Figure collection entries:
--- Begin ---

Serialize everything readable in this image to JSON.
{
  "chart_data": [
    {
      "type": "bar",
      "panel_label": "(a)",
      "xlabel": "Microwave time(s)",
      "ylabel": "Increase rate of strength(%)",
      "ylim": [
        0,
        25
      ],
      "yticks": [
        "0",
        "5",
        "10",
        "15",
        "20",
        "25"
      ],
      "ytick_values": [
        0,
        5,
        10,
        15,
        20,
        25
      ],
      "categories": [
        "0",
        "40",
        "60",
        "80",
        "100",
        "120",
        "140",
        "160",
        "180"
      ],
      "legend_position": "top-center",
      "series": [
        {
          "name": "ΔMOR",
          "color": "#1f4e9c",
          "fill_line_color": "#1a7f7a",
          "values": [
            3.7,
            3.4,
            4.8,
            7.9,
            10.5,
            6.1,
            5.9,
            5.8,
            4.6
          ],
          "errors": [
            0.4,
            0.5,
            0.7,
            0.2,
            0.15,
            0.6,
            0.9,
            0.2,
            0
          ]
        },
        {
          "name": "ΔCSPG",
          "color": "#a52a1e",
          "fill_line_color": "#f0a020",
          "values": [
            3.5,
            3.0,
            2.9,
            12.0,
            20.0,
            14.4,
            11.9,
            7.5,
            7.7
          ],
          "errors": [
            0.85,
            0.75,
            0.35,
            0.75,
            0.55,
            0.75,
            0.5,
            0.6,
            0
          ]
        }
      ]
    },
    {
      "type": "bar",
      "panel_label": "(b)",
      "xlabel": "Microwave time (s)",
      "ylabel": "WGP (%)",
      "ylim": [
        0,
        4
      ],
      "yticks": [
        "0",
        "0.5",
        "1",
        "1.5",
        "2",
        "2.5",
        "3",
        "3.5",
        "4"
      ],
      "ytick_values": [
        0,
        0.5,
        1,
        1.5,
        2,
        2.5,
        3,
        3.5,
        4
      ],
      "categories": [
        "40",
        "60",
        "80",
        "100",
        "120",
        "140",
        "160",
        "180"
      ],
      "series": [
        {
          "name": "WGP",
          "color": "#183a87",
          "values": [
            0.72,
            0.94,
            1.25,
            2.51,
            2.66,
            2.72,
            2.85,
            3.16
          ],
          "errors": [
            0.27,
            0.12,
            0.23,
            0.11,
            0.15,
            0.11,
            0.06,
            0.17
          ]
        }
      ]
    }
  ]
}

--- End ---

What the task requires =>
Make an exact copy of the material above.

Result of the task =>
Serialize everything readable in this image to JSON.
{
  "chart_data": [
    {
      "type": "bar",
      "panel_label": "(a)",
      "xlabel": "Microwave time(s)",
      "ylabel": "Increase rate of strength(%)",
      "ylim": [
        0,
        25
      ],
      "yticks": [
        "0",
        "5",
        "10",
        "15",
        "20",
        "25"
      ],
      "ytick_values": [
        0,
        5,
        10,
        15,
        20,
        25
      ],
      "categories": [
        "0",
        "40",
        "60",
        "80",
        "100",
        "120",
        "140",
        "160",
        "180"
      ],
      "legend_position": "top-center",
      "series": [
        {
          "name": "ΔMOR",
          "color": "#1f4e9c",
          "fill_line_color": "#1a7f7a",
          "values": [
            3.7,
            3.4,
            4.8,
            7.9,
            10.5,
            6.1,
            5.9,
            5.8,
            4.6
          ],
          "errors": [
            0.4,
            0.5,
            0.7,
            0.2,
            0.15,
            0.6,
            0.9,
            0.2,
            0
          ]
        },
        {
          "name": "ΔCSPG",
          "color": "#a52a1e",
          "fill_line_color": "#f0a020",
          "values": [
            3.5,
            3.0,
            2.9,
            12.0,
            20.0,
            14.4,
            11.9,
            7.5,
            7.7
          ],
          "errors": [
            0.85,
            0.75,
            0.35,
            0.75,
            0.55,
            0.75,
            0.5,
            0.6,
            0
          ]
        }
      ]
    },
    {
      "type": "bar",
      "panel_label": "(b)",
      "xlabel": "Microwave time (s)",
      "ylabel": "WGP (%)",
      "ylim": [
        0,
        4
      ],
      "yticks": [
        "0",
        "0.5",
        "1",
        "1.5",
        "2",
        "2.5",
        "3",
        "3.5",
        "4"
      ],
      "ytick_values": [
        0,
        0.5,
        1,
        1.5,
        2,
        2.5,
        3,
        3.5,
        4
      ],
      "categories": [
        "40",
        "60",
        "80",
        "100",
        "120",
        "140",
        "160",
        "180"
      ],
      "series": [
        {
          "name": "WGP",
          "color": "#183a87",
          "values": [
            0.72,
            0.94,
            1.25,
            2.51,
            2.66,
            2.72,
            2.85,
            3.16
          ],
          "errors": [
            0.27,
            0.12,
            0.23,
            0.11,
            0.15,
            0.11,
            0.06,
            0.17
          ]
        }
      ]
    }
  ]
}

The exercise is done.